» **Exercise objective**: Records follow. Pull out every line that contains "with".

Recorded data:

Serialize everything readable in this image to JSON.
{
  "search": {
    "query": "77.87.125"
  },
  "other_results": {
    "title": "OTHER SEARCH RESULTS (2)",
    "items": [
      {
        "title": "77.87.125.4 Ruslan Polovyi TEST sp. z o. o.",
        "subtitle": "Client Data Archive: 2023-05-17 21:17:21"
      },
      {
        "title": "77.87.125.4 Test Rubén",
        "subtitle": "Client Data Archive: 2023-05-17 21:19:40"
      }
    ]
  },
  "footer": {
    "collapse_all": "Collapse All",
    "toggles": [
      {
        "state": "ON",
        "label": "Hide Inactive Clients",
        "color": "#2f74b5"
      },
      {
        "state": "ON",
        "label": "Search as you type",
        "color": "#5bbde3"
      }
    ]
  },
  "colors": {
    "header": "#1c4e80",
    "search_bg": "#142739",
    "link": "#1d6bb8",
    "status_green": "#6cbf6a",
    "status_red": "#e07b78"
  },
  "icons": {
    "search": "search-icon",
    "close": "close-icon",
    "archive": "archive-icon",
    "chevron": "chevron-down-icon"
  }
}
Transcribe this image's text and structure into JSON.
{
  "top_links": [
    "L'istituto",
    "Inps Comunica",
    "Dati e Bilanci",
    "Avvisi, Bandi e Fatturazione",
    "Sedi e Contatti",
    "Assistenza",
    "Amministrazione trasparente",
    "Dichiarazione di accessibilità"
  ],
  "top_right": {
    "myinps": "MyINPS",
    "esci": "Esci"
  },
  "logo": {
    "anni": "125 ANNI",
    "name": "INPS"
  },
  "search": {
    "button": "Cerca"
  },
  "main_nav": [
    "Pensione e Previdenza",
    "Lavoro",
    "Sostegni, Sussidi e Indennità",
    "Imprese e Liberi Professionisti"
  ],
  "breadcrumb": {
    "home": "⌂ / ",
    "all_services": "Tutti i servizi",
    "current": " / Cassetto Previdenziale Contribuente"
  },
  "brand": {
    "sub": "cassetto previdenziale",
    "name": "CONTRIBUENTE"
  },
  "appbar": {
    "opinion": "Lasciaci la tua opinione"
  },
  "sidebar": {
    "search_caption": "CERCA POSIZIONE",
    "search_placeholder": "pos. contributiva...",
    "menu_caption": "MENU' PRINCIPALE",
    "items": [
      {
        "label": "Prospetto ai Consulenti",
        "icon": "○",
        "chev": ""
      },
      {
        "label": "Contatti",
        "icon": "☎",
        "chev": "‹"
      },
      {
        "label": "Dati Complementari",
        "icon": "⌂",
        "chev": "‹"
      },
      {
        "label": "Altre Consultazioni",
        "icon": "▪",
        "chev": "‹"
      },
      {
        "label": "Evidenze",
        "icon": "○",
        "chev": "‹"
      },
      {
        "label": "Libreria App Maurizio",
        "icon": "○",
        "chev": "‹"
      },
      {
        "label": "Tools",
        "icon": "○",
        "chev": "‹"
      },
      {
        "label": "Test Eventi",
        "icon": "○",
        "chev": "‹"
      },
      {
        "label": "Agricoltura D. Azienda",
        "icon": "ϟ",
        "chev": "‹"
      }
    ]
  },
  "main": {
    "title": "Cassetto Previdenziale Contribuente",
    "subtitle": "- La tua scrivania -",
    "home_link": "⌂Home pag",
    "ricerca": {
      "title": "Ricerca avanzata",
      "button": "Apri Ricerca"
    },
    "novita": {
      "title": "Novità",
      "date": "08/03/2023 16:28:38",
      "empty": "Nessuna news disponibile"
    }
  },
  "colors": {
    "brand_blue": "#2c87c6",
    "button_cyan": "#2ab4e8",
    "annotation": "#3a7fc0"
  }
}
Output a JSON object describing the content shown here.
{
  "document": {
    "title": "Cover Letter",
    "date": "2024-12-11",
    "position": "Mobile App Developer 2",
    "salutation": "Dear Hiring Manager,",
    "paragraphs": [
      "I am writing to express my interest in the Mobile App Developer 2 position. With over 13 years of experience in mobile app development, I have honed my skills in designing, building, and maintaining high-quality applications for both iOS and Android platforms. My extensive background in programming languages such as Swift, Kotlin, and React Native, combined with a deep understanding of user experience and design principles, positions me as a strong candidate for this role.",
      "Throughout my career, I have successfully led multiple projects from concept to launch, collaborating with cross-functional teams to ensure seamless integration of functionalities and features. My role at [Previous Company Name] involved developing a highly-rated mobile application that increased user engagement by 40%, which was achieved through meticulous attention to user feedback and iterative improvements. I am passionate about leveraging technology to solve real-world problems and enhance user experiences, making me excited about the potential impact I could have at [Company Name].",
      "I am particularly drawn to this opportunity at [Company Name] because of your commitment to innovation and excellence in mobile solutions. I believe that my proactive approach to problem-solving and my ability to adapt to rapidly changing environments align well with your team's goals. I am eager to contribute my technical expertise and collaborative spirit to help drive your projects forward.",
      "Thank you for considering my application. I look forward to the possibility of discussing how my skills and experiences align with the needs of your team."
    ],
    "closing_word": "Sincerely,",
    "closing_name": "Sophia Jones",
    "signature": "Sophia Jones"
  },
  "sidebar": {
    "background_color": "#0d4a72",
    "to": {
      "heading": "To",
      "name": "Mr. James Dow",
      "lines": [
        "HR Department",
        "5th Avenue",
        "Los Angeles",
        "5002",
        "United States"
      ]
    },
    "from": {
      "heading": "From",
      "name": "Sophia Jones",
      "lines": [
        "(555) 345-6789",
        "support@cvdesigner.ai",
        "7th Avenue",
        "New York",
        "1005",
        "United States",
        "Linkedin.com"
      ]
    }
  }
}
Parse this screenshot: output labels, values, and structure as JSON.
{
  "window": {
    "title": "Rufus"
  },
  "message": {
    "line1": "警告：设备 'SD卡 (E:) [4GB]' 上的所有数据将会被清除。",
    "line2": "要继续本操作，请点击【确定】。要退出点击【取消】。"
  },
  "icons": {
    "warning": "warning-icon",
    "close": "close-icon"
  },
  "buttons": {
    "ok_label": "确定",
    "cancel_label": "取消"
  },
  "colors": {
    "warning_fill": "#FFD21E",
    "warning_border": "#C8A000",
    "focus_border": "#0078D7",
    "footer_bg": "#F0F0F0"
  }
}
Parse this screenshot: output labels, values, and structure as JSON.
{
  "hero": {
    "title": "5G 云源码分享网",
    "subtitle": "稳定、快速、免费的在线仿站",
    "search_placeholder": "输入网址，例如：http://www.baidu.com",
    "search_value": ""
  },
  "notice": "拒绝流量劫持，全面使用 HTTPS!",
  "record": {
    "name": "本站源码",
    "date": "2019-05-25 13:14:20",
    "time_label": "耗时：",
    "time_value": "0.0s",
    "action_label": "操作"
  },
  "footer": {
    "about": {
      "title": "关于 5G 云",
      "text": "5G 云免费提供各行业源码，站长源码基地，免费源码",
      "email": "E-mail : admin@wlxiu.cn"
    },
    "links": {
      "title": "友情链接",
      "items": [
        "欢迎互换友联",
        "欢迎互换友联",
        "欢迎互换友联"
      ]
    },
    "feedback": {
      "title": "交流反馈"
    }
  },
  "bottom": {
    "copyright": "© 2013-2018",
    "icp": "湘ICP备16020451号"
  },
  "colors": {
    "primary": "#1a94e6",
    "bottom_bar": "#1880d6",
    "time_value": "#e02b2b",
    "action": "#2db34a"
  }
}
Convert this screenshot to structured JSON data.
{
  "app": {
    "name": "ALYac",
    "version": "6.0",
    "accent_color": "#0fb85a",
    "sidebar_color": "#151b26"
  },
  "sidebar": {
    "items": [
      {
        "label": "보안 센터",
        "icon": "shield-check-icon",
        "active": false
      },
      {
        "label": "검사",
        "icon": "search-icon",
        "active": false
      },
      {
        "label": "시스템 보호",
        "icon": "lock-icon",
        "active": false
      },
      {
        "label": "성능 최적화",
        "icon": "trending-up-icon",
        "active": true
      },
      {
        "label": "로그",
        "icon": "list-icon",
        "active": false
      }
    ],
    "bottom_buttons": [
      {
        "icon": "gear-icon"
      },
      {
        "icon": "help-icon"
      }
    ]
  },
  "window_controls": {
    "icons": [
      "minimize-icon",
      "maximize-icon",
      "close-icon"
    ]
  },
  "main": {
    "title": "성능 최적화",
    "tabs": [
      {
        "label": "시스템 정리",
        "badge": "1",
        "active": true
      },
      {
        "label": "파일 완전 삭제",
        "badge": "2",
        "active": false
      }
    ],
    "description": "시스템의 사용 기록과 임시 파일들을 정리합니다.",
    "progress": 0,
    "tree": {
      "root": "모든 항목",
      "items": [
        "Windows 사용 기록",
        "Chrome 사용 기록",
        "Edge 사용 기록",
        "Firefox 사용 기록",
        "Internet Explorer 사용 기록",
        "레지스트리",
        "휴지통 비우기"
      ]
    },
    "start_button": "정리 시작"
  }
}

» **The solution**:
      "I am writing to express my interest in the Mobile App Developer 2 position. With over 13 years of experience in mobile app development, I have honed my skills in designing, building, and maintaining high-quality applications for both iOS and Android platforms. My extensive background in programming languages such as Swift, Kotlin, and React Native, combined with a deep understanding of user experience and design principles, positions me as a strong candidate for this role.",
      "Throughout my career, I have successfully led multiple projects from concept to launch, collaborating with cross-functional teams to ensure seamless integration of functionalities and features. My role at [Previous Company Name] involved developing a highly-rated mobile application that increased user engagement by 40%, which was achieved through meticulous attention to user feedback and iterative improvements. I am passionate about leveraging technology to solve real-world problems and enhance user experiences, making me excited about the potential impact I could have at [Company Name].",
      "I am particularly drawn to this opportunity at [Company Name] because of your commitment to innovation and excellence in mobile solutions. I believe that my proactive approach to problem-solving and my ability to adapt to rapidly changing environments align well with your team's goals. I am eager to contribute my technical expertise and collaborative spirit to help drive your projects forward.",
      "Thank you for considering my application. I look forward to the possibility of discussing how my skills and experiences align with the needs of your team."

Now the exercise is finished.